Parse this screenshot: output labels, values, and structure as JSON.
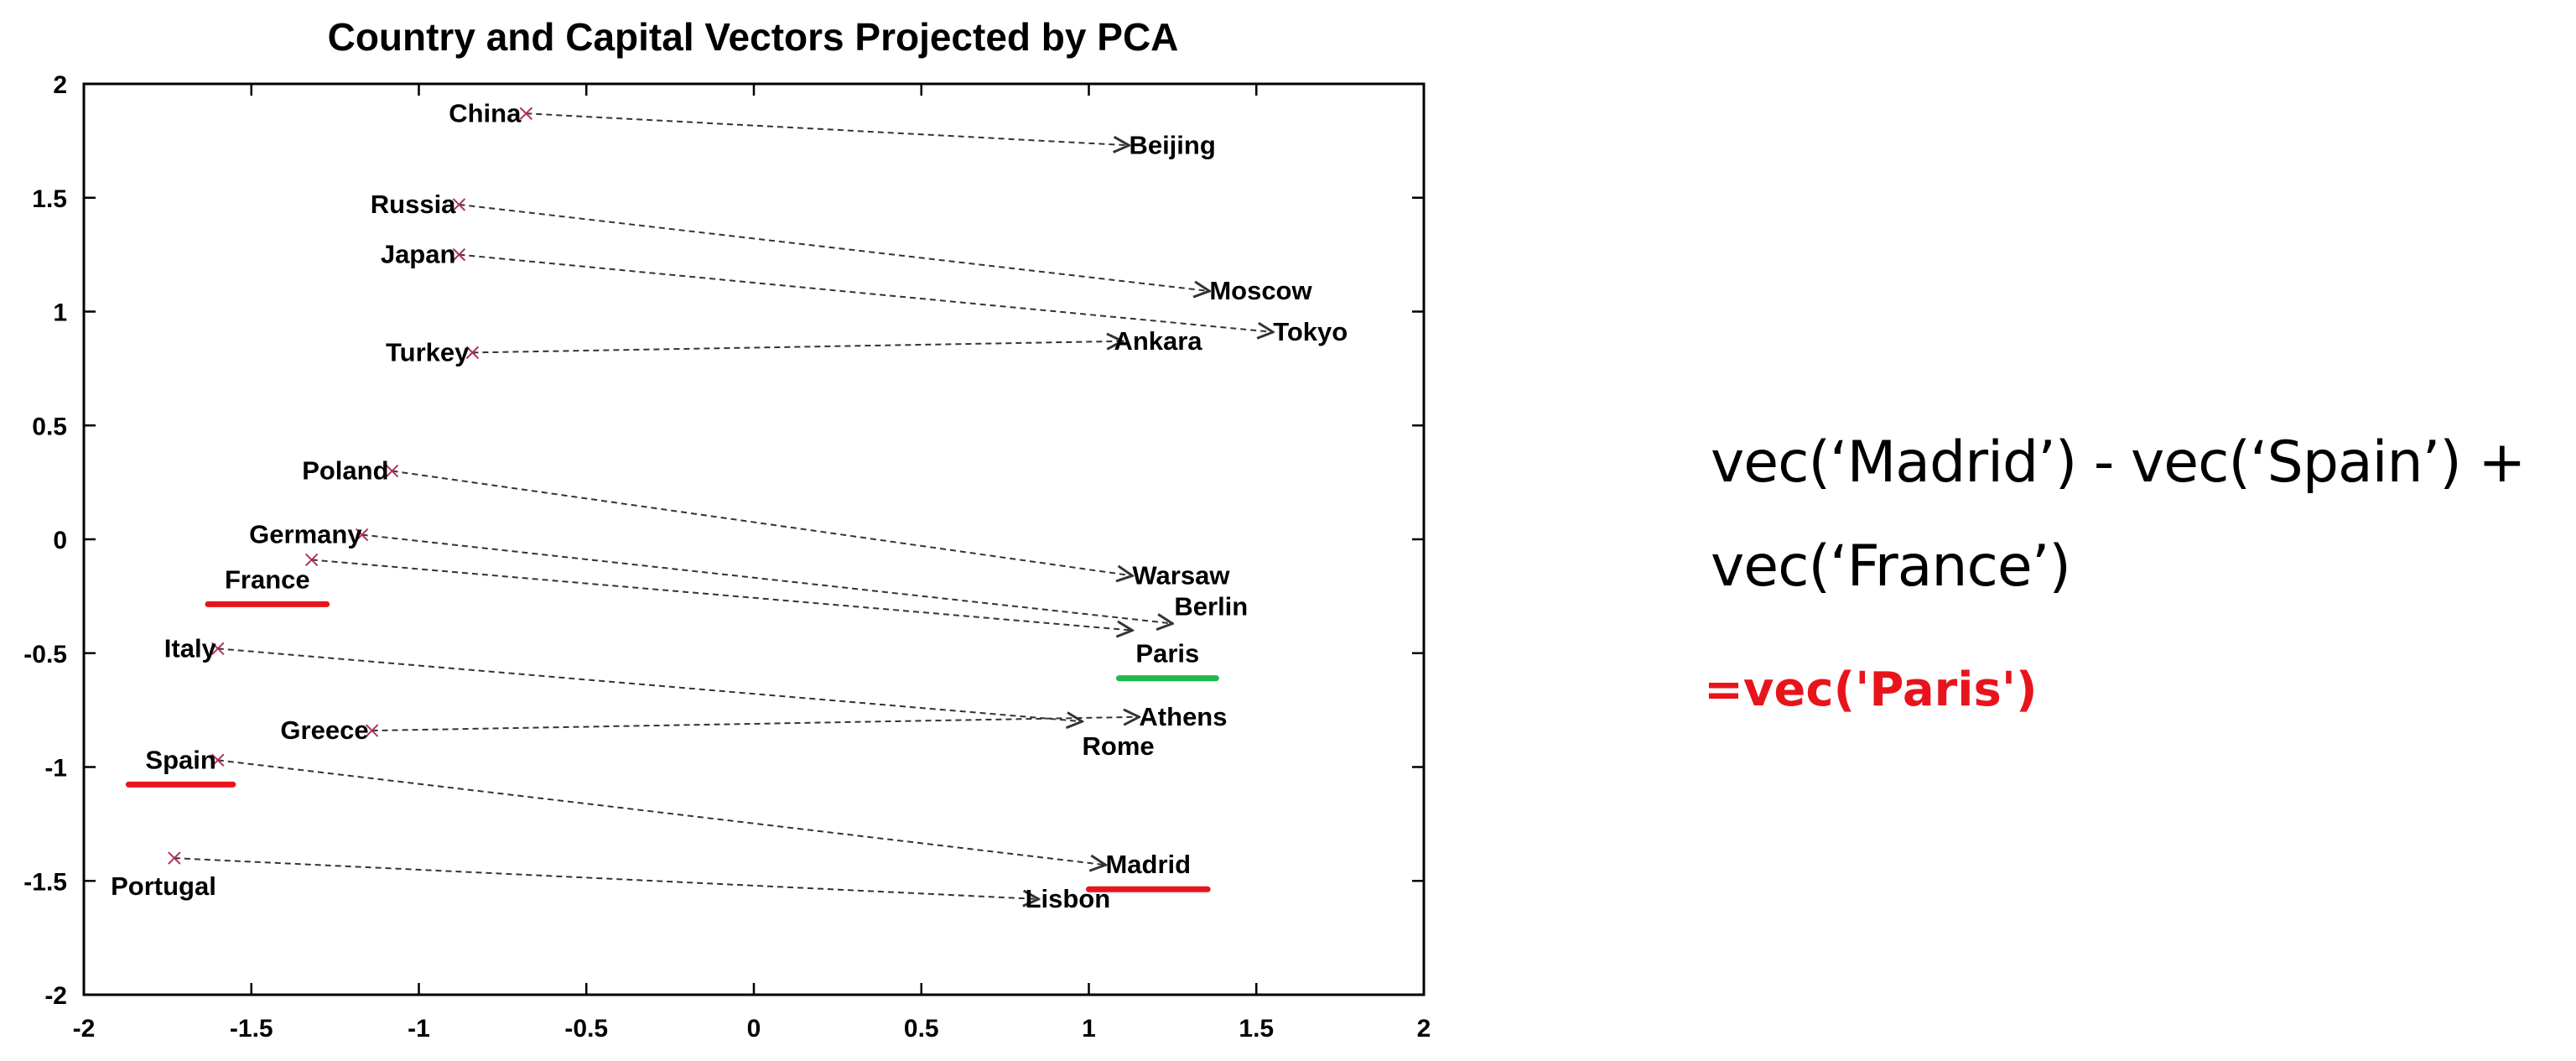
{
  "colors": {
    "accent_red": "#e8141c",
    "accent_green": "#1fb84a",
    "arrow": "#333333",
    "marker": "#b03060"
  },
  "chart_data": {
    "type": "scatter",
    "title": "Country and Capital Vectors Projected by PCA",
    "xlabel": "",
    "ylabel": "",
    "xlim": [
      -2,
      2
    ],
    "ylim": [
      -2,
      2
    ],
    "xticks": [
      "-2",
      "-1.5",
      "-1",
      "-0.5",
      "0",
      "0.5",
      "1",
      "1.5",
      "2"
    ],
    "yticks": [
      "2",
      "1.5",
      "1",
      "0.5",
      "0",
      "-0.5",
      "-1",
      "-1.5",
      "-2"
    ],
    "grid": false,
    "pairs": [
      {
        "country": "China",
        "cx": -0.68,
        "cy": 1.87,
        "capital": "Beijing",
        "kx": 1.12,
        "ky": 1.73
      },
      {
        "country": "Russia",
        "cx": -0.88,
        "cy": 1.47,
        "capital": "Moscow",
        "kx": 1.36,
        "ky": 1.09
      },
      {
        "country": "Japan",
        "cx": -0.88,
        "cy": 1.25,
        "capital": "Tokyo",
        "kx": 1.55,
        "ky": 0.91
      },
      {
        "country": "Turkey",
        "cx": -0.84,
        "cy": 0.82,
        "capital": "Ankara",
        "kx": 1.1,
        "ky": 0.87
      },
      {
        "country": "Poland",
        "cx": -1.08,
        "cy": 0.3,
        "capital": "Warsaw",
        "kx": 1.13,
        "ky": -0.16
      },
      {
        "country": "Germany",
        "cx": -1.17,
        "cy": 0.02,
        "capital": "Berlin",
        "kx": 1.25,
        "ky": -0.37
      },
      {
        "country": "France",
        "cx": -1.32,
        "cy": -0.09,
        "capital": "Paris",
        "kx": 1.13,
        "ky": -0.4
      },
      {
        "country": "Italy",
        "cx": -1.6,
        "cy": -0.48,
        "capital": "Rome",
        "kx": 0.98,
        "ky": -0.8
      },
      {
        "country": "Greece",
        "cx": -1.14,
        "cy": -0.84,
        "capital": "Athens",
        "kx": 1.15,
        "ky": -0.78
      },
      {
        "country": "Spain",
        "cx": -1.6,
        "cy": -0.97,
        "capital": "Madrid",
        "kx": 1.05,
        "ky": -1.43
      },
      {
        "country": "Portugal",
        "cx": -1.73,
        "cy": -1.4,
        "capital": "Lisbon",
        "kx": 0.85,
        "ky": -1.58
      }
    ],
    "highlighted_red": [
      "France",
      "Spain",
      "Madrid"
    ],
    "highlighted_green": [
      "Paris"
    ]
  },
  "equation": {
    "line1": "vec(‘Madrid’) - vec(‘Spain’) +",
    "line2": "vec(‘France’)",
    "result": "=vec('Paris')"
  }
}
┄┄┄┄┄┄┄┄┄┄┄┄┄┄┄┄┄┄┄┄
▸ Written request: Copy out each record shown above without alteration, skipping any picture.

▸ Complete answer:
Parse this screenshot: output labels, values, and structure as JSON.
{
  "colors": {
    "accent_red": "#e8141c",
    "accent_green": "#1fb84a",
    "arrow": "#333333",
    "marker": "#b03060"
  },
  "chart_data": {
    "type": "scatter",
    "title": "Country and Capital Vectors Projected by PCA",
    "xlabel": "",
    "ylabel": "",
    "xlim": [
      -2,
      2
    ],
    "ylim": [
      -2,
      2
    ],
    "xticks": [
      "-2",
      "-1.5",
      "-1",
      "-0.5",
      "0",
      "0.5",
      "1",
      "1.5",
      "2"
    ],
    "yticks": [
      "2",
      "1.5",
      "1",
      "0.5",
      "0",
      "-0.5",
      "-1",
      "-1.5",
      "-2"
    ],
    "grid": false,
    "pairs": [
      {
        "country": "China",
        "cx": -0.68,
        "cy": 1.87,
        "capital": "Beijing",
        "kx": 1.12,
        "ky": 1.73
      },
      {
        "country": "Russia",
        "cx": -0.88,
        "cy": 1.47,
        "capital": "Moscow",
        "kx": 1.36,
        "ky": 1.09
      },
      {
        "country": "Japan",
        "cx": -0.88,
        "cy": 1.25,
        "capital": "Tokyo",
        "kx": 1.55,
        "ky": 0.91
      },
      {
        "country": "Turkey",
        "cx": -0.84,
        "cy": 0.82,
        "capital": "Ankara",
        "kx": 1.1,
        "ky": 0.87
      },
      {
        "country": "Poland",
        "cx": -1.08,
        "cy": 0.3,
        "capital": "Warsaw",
        "kx": 1.13,
        "ky": -0.16
      },
      {
        "country": "Germany",
        "cx": -1.17,
        "cy": 0.02,
        "capital": "Berlin",
        "kx": 1.25,
        "ky": -0.37
      },
      {
        "country": "France",
        "cx": -1.32,
        "cy": -0.09,
        "capital": "Paris",
        "kx": 1.13,
        "ky": -0.4
      },
      {
        "country": "Italy",
        "cx": -1.6,
        "cy": -0.48,
        "capital": "Rome",
        "kx": 0.98,
        "ky": -0.8
      },
      {
        "country": "Greece",
        "cx": -1.14,
        "cy": -0.84,
        "capital": "Athens",
        "kx": 1.15,
        "ky": -0.78
      },
      {
        "country": "Spain",
        "cx": -1.6,
        "cy": -0.97,
        "capital": "Madrid",
        "kx": 1.05,
        "ky": -1.43
      },
      {
        "country": "Portugal",
        "cx": -1.73,
        "cy": -1.4,
        "capital": "Lisbon",
        "kx": 0.85,
        "ky": -1.58
      }
    ],
    "highlighted_red": [
      "France",
      "Spain",
      "Madrid"
    ],
    "highlighted_green": [
      "Paris"
    ]
  },
  "equation": {
    "line1": "vec(‘Madrid’) - vec(‘Spain’) +",
    "line2": "vec(‘France’)",
    "result": "=vec('Paris')"
  }
}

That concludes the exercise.